#### [Exercise aim]
Scan the material below for the string "在租赁期内", and copy every line where it shows up.

#### [Data extract]
──────────────────────────────

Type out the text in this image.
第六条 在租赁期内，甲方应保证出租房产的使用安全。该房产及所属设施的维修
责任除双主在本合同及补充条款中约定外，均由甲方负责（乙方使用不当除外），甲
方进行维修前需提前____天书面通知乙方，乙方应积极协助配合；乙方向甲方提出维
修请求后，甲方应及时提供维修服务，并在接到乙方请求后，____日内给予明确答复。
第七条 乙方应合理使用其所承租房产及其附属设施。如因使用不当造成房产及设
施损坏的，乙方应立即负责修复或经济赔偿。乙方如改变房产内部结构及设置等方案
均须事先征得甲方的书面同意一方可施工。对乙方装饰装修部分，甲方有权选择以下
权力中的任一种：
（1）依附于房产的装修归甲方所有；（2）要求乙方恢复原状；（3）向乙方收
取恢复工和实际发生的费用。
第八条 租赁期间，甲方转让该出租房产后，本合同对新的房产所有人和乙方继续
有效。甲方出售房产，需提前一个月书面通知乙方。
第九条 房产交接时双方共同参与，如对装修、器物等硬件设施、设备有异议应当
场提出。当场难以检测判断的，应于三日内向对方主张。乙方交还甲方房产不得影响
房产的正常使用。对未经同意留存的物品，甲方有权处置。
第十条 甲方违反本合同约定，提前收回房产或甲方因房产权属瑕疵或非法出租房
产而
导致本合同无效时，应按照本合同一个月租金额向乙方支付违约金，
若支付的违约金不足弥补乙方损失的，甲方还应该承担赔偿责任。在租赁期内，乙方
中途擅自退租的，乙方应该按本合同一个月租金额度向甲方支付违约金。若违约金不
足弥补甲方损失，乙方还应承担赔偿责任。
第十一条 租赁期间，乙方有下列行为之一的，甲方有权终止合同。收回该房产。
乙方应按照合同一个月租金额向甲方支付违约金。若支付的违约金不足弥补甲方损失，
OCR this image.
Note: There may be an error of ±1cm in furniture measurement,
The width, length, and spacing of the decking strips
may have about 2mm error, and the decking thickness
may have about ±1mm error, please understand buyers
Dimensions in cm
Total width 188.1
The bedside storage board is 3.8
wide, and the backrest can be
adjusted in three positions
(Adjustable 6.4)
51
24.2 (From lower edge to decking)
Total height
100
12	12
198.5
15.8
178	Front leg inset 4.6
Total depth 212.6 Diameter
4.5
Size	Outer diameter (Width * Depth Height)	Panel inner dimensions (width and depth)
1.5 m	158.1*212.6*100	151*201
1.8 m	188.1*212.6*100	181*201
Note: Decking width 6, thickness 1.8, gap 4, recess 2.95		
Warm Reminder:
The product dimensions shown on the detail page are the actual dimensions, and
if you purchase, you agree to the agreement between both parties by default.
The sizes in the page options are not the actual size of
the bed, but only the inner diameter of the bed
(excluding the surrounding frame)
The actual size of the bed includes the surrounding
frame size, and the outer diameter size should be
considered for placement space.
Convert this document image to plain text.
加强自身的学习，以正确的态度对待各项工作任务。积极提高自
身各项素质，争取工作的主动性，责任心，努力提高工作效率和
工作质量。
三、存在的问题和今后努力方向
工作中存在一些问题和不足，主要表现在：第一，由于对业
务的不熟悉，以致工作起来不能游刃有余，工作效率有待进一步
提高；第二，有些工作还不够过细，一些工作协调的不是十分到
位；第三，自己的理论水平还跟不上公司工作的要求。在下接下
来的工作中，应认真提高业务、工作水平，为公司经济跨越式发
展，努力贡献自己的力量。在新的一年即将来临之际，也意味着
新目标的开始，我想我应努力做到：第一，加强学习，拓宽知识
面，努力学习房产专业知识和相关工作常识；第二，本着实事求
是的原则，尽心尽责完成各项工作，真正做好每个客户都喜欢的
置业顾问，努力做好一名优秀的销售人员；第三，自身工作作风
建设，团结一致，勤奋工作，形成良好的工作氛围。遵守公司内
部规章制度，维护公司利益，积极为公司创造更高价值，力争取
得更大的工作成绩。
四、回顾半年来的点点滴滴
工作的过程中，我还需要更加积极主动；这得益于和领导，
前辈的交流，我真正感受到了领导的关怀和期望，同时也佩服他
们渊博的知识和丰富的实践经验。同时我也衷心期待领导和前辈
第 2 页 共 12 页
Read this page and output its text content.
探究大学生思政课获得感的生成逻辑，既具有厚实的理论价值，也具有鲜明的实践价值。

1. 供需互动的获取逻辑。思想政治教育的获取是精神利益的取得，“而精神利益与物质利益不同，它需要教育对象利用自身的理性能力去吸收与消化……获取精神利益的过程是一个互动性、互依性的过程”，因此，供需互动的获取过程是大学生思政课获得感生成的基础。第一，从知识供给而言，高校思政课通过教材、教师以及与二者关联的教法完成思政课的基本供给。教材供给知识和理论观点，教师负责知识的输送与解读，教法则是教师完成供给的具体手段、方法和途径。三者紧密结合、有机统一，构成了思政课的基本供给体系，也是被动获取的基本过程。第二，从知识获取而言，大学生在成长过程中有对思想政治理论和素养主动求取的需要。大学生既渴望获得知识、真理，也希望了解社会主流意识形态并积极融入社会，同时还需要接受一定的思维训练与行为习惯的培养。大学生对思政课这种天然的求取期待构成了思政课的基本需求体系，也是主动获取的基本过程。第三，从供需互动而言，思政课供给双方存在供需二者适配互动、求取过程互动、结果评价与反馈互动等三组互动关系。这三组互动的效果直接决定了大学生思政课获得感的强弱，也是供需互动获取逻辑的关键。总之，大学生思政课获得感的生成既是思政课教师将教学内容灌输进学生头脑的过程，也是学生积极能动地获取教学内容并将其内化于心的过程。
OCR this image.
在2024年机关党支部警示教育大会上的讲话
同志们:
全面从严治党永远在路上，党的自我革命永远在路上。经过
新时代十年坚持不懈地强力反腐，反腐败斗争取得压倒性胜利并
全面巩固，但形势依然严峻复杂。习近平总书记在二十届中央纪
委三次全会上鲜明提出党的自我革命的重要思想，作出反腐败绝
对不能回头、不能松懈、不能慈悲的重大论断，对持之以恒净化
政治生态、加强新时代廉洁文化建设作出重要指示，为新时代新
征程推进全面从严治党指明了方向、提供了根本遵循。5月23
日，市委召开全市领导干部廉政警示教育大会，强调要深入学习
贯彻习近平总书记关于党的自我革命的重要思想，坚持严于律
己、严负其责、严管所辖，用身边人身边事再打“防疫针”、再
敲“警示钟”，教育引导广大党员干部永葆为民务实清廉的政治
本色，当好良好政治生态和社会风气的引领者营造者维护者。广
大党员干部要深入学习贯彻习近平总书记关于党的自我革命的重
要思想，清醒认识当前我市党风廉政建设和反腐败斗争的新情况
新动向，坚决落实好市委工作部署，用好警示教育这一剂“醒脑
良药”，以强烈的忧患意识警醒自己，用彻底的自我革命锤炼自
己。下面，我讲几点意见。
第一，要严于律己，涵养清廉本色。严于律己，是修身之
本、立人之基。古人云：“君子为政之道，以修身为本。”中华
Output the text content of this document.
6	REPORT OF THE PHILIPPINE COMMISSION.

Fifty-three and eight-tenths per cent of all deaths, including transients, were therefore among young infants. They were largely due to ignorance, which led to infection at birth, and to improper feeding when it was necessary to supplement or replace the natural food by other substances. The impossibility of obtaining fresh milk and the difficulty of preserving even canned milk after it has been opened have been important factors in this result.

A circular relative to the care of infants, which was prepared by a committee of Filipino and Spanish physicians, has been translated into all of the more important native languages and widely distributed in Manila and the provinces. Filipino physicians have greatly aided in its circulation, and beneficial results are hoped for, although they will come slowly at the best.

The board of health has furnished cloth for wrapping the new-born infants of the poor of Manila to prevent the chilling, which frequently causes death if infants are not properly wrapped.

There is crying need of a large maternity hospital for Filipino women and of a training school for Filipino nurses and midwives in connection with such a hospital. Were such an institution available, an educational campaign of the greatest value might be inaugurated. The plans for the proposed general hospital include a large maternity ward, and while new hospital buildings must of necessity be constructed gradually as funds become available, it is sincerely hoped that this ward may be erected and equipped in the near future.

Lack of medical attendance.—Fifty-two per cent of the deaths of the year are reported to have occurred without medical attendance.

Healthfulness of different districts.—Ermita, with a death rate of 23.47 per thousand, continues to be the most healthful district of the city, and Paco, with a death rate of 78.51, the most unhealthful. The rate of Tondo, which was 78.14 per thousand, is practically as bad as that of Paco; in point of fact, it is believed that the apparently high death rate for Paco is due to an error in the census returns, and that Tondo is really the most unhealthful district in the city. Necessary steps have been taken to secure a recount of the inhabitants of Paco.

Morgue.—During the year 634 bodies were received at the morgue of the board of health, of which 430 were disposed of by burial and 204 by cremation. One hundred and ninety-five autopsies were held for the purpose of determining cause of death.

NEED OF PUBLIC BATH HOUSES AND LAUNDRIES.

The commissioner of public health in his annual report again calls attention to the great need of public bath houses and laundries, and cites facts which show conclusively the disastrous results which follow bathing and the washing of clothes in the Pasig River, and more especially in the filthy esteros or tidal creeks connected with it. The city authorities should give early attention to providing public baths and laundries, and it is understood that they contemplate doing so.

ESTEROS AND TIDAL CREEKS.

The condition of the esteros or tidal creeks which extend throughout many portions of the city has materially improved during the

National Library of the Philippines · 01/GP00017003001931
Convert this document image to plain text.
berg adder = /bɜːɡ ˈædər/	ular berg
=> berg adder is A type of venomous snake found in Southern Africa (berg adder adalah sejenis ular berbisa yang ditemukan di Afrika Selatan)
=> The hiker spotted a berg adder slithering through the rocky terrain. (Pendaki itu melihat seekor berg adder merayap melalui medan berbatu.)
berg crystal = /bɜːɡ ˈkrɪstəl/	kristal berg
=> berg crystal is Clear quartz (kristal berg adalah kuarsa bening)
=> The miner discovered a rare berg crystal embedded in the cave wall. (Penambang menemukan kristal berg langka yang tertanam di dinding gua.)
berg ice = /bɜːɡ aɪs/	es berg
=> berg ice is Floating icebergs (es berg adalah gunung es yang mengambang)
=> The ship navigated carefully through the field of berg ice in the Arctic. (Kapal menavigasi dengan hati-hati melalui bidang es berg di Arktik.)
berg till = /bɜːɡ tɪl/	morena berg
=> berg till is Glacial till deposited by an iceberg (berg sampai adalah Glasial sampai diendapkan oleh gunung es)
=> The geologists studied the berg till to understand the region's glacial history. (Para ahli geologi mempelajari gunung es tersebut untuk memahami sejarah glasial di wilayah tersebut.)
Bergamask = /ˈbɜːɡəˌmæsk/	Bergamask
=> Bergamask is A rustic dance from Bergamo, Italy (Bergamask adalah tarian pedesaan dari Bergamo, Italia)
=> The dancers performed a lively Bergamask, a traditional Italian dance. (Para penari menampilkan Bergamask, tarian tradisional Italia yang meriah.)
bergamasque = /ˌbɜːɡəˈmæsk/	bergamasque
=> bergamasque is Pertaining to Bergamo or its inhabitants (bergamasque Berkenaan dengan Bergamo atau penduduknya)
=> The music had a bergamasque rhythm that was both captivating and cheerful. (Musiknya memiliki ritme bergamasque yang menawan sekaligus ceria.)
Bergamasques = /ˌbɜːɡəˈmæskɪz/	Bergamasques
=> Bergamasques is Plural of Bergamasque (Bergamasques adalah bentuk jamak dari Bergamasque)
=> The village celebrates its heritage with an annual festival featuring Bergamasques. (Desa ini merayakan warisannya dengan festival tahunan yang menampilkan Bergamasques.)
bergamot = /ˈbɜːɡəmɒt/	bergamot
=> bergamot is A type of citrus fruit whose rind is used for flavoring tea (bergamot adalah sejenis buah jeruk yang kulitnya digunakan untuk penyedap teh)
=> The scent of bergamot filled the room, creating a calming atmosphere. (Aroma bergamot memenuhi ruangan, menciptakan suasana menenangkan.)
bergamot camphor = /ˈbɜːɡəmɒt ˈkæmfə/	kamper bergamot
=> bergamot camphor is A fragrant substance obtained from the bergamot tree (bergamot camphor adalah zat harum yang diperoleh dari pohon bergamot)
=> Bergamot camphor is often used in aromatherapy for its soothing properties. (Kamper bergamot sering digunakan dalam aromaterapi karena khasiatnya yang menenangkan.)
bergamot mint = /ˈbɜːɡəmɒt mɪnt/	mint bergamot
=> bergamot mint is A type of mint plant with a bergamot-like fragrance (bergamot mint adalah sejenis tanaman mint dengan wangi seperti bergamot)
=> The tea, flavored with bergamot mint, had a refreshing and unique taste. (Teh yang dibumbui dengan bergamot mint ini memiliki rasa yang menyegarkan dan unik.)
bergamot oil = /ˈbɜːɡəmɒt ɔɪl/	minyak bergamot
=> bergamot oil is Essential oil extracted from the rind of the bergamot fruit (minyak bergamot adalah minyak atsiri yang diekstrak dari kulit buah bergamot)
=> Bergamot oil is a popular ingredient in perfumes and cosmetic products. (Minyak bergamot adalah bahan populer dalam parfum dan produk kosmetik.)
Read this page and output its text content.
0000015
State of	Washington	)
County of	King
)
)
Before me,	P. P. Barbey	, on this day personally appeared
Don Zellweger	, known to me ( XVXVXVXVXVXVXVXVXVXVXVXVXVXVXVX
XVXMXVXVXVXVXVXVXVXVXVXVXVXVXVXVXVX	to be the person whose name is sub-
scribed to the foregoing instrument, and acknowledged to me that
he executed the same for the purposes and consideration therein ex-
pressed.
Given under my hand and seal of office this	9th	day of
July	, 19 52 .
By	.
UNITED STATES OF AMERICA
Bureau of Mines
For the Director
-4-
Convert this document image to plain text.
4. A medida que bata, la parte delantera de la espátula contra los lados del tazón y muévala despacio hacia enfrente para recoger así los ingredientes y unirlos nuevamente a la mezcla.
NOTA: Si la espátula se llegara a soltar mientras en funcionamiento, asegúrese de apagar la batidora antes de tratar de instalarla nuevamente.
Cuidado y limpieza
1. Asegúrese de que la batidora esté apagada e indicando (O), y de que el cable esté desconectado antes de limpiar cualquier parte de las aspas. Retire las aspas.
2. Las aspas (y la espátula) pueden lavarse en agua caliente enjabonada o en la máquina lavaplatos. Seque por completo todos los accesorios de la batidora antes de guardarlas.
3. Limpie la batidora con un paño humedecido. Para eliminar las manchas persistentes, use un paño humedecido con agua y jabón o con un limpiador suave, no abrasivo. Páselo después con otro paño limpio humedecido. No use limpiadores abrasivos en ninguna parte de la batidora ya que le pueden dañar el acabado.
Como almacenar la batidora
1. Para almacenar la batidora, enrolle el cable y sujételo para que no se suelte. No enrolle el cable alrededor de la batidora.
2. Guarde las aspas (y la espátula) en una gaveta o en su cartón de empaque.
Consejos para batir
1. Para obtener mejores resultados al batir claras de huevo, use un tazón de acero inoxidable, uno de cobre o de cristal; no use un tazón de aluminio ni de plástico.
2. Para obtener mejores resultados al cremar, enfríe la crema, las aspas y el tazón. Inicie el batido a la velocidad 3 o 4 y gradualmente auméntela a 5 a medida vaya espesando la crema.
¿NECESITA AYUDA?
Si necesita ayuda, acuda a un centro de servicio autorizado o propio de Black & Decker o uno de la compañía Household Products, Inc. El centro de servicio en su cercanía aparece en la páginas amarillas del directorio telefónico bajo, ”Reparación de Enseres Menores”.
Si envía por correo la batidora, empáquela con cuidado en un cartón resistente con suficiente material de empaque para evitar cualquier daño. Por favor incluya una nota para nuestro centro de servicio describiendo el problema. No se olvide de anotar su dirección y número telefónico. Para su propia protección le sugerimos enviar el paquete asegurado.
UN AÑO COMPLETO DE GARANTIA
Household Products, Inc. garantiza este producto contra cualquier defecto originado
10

──────────────────────────────

#### [Result for this task]
第六条 在租赁期内，甲方应保证出租房产的使用安全。该房产及所属设施的维修
若支付的违约金不足弥补乙方损失的，甲方还应该承担赔偿责任。在租赁期内，乙方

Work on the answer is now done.